Will you quote all of the entries, word for word?

---------- INFORMATION PROVIDED

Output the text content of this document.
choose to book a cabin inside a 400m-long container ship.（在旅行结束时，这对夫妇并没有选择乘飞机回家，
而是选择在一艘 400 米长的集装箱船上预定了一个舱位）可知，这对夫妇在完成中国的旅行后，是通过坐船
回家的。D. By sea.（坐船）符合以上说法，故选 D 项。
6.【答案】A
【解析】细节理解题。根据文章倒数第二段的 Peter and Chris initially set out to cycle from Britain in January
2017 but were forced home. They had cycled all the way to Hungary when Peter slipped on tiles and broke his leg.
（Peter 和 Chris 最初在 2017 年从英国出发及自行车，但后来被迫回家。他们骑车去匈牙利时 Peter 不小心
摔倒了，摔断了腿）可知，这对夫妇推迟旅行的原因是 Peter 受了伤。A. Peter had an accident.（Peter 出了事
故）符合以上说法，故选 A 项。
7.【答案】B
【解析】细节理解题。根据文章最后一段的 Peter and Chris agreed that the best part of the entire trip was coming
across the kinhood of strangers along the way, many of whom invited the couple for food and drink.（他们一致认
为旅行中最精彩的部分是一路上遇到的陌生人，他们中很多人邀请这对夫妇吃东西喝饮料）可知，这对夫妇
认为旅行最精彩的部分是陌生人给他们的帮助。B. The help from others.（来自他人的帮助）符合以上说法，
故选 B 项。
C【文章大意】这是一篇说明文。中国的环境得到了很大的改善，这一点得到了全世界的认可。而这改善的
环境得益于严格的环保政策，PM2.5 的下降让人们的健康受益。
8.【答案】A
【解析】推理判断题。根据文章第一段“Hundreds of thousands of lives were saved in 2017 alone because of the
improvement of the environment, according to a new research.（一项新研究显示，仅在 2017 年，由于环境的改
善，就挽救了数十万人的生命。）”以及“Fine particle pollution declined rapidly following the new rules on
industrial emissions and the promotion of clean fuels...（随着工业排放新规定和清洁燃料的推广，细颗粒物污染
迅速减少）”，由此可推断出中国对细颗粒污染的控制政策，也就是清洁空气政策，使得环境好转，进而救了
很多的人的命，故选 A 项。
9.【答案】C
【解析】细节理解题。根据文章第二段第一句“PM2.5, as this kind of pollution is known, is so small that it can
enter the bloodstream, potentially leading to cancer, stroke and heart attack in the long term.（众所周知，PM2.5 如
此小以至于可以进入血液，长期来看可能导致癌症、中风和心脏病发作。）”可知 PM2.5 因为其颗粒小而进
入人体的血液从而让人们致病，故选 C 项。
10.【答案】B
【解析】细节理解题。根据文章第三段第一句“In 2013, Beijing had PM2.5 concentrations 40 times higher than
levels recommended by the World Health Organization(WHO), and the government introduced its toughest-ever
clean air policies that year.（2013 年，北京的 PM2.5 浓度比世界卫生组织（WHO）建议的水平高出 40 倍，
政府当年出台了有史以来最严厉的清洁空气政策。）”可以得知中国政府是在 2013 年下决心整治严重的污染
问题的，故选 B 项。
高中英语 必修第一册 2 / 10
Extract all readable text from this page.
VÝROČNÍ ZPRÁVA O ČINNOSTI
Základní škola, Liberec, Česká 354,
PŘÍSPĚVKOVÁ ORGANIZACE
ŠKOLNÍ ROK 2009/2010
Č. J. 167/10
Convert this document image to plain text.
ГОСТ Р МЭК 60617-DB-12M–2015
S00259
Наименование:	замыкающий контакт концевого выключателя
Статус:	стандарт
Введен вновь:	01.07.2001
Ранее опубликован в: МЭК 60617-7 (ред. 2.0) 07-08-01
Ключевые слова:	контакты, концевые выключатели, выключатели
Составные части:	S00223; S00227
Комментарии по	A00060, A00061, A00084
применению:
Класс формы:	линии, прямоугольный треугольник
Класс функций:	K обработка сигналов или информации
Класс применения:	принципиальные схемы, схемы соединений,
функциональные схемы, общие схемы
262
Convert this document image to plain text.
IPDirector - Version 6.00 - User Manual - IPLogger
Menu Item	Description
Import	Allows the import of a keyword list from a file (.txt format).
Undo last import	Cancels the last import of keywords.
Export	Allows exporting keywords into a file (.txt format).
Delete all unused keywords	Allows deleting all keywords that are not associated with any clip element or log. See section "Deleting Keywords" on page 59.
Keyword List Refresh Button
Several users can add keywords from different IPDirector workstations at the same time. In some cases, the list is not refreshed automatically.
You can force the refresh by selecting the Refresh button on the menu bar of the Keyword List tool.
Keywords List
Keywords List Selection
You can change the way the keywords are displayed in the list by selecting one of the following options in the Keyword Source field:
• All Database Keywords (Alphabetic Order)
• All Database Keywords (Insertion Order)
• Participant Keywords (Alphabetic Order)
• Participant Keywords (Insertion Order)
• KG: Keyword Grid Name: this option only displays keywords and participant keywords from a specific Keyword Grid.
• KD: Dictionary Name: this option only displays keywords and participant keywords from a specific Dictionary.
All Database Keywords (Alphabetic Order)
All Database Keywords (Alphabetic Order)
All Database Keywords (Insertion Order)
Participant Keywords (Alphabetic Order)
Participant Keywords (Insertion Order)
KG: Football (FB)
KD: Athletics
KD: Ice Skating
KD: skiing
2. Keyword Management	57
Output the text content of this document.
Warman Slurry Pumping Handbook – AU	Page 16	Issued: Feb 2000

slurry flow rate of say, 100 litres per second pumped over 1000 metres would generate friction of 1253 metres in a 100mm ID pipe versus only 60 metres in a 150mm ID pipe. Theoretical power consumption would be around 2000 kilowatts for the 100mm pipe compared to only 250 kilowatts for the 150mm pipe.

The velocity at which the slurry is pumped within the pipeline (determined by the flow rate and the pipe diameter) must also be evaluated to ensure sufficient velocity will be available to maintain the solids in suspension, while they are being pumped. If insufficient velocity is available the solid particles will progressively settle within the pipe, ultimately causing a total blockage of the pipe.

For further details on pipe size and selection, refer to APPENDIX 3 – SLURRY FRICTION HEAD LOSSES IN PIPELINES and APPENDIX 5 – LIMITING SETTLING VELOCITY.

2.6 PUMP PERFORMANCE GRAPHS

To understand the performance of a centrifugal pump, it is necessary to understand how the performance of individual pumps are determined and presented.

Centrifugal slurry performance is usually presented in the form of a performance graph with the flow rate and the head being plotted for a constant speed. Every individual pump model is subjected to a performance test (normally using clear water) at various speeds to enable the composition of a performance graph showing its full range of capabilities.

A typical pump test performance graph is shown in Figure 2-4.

--------------------

RESPONSE TO THE TASK |
Output the text content of this document.
choose to book a cabin inside a 400m-long container ship.（在旅行结束时，这对夫妇并没有选择乘飞机回家，
而是选择在一艘 400 米长的集装箱船上预定了一个舱位）可知，这对夫妇在完成中国的旅行后，是通过坐船
回家的。D. By sea.（坐船）符合以上说法，故选 D 项。
6.【答案】A
【解析】细节理解题。根据文章倒数第二段的 Peter and Chris initially set out to cycle from Britain in January
2017 but were forced home. They had cycled all the way to Hungary when Peter slipped on tiles and broke his leg.
（Peter 和 Chris 最初在 2017 年从英国出发及自行车，但后来被迫回家。他们骑车去匈牙利时 Peter 不小心
摔倒了，摔断了腿）可知，这对夫妇推迟旅行的原因是 Peter 受了伤。A. Peter had an accident.（Peter 出了事
故）符合以上说法，故选 A 项。
7.【答案】B
【解析】细节理解题。根据文章最后一段的 Peter and Chris agreed that the best part of the entire trip was coming
across the kinhood of strangers along the way, many of whom invited the couple for food and drink.（他们一致认
为旅行中最精彩的部分是一路上遇到的陌生人，他们中很多人邀请这对夫妇吃东西喝饮料）可知，这对夫妇
认为旅行最精彩的部分是陌生人给他们的帮助。B. The help from others.（来自他人的帮助）符合以上说法，
故选 B 项。
C【文章大意】这是一篇说明文。中国的环境得到了很大的改善，这一点得到了全世界的认可。而这改善的
环境得益于严格的环保政策，PM2.5 的下降让人们的健康受益。
8.【答案】A
【解析】推理判断题。根据文章第一段“Hundreds of thousands of lives were saved in 2017 alone because of the
improvement of the environment, according to a new research.（一项新研究显示，仅在 2017 年，由于环境的改
善，就挽救了数十万人的生命。）”以及“Fine particle pollution declined rapidly following the new rules on
industrial emissions and the promotion of clean fuels...（随着工业排放新规定和清洁燃料的推广，细颗粒物污染
迅速减少）”，由此可推断出中国对细颗粒污染的控制政策，也就是清洁空气政策，使得环境好转，进而救了
很多的人的命，故选 A 项。
9.【答案】C
【解析】细节理解题。根据文章第二段第一句“PM2.5, as this kind of pollution is known, is so small that it can
enter the bloodstream, potentially leading to cancer, stroke and heart attack in the long term.（众所周知，PM2.5 如
此小以至于可以进入血液，长期来看可能导致癌症、中风和心脏病发作。）”可知 PM2.5 因为其颗粒小而进
入人体的血液从而让人们致病，故选 C 项。
10.【答案】B
【解析】细节理解题。根据文章第三段第一句“In 2013, Beijing had PM2.5 concentrations 40 times higher than
levels recommended by the World Health Organization(WHO), and the government introduced its toughest-ever
clean air policies that year.（2013 年，北京的 PM2.5 浓度比世界卫生组织（WHO）建议的水平高出 40 倍，
政府当年出台了有史以来最严厉的清洁空气政策。）”可以得知中国政府是在 2013 年下决心整治严重的污染
问题的，故选 B 项。
高中英语 必修第一册 2 / 10
Extract all readable text from this page.
VÝROČNÍ ZPRÁVA O ČINNOSTI
Základní škola, Liberec, Česká 354,
PŘÍSPĚVKOVÁ ORGANIZACE
ŠKOLNÍ ROK 2009/2010
Č. J. 167/10
Convert this document image to plain text.
ГОСТ Р МЭК 60617-DB-12M–2015
S00259
Наименование:	замыкающий контакт концевого выключателя
Статус:	стандарт
Введен вновь:	01.07.2001
Ранее опубликован в: МЭК 60617-7 (ред. 2.0) 07-08-01
Ключевые слова:	контакты, концевые выключатели, выключатели
Составные части:	S00223; S00227
Комментарии по	A00060, A00061, A00084
применению:
Класс формы:	линии, прямоугольный треугольник
Класс функций:	K обработка сигналов или информации
Класс применения:	принципиальные схемы, схемы соединений,
функциональные схемы, общие схемы
262
Convert this document image to plain text.
IPDirector - Version 6.00 - User Manual - IPLogger
Menu Item	Description
Import	Allows the import of a keyword list from a file (.txt format).
Undo last import	Cancels the last import of keywords.
Export	Allows exporting keywords into a file (.txt format).
Delete all unused keywords	Allows deleting all keywords that are not associated with any clip element or log. See section "Deleting Keywords" on page 59.
Keyword List Refresh Button
Several users can add keywords from different IPDirector workstations at the same time. In some cases, the list is not refreshed automatically.
You can force the refresh by selecting the Refresh button on the menu bar of the Keyword List tool.
Keywords List
Keywords List Selection
You can change the way the keywords are displayed in the list by selecting one of the following options in the Keyword Source field:
• All Database Keywords (Alphabetic Order)
• All Database Keywords (Insertion Order)
• Participant Keywords (Alphabetic Order)
• Participant Keywords (Insertion Order)
• KG: Keyword Grid Name: this option only displays keywords and participant keywords from a specific Keyword Grid.
• KD: Dictionary Name: this option only displays keywords and participant keywords from a specific Dictionary.
All Database Keywords (Alphabetic Order)
All Database Keywords (Alphabetic Order)
All Database Keywords (Insertion Order)
Participant Keywords (Alphabetic Order)
Participant Keywords (Insertion Order)
KG: Football (FB)
KD: Athletics
KD: Ice Skating
KD: skiing
2. Keyword Management	57
Output the text content of this document.
Warman Slurry Pumping Handbook – AU	Page 16	Issued: Feb 2000

slurry flow rate of say, 100 litres per second pumped over 1000 metres would generate friction of 1253 metres in a 100mm ID pipe versus only 60 metres in a 150mm ID pipe. Theoretical power consumption would be around 2000 kilowatts for the 100mm pipe compared to only 250 kilowatts for the 150mm pipe.

The velocity at which the slurry is pumped within the pipeline (determined by the flow rate and the pipe diameter) must also be evaluated to ensure sufficient velocity will be available to maintain the solids in suspension, while they are being pumped. If insufficient velocity is available the solid particles will progressively settle within the pipe, ultimately causing a total blockage of the pipe.

For further details on pipe size and selection, refer to APPENDIX 3 – SLURRY FRICTION HEAD LOSSES IN PIPELINES and APPENDIX 5 – LIMITING SETTLING VELOCITY.

2.6 PUMP PERFORMANCE GRAPHS

To understand the performance of a centrifugal pump, it is necessary to understand how the performance of individual pumps are determined and presented.

Centrifugal slurry performance is usually presented in the form of a performance graph with the flow rate and the head being plotted for a constant speed. Every individual pump model is subjected to a performance test (normally using clear water) at various speeds to enable the composition of a performance graph showing its full range of capabilities.

A typical pump test performance graph is shown in Figure 2-4.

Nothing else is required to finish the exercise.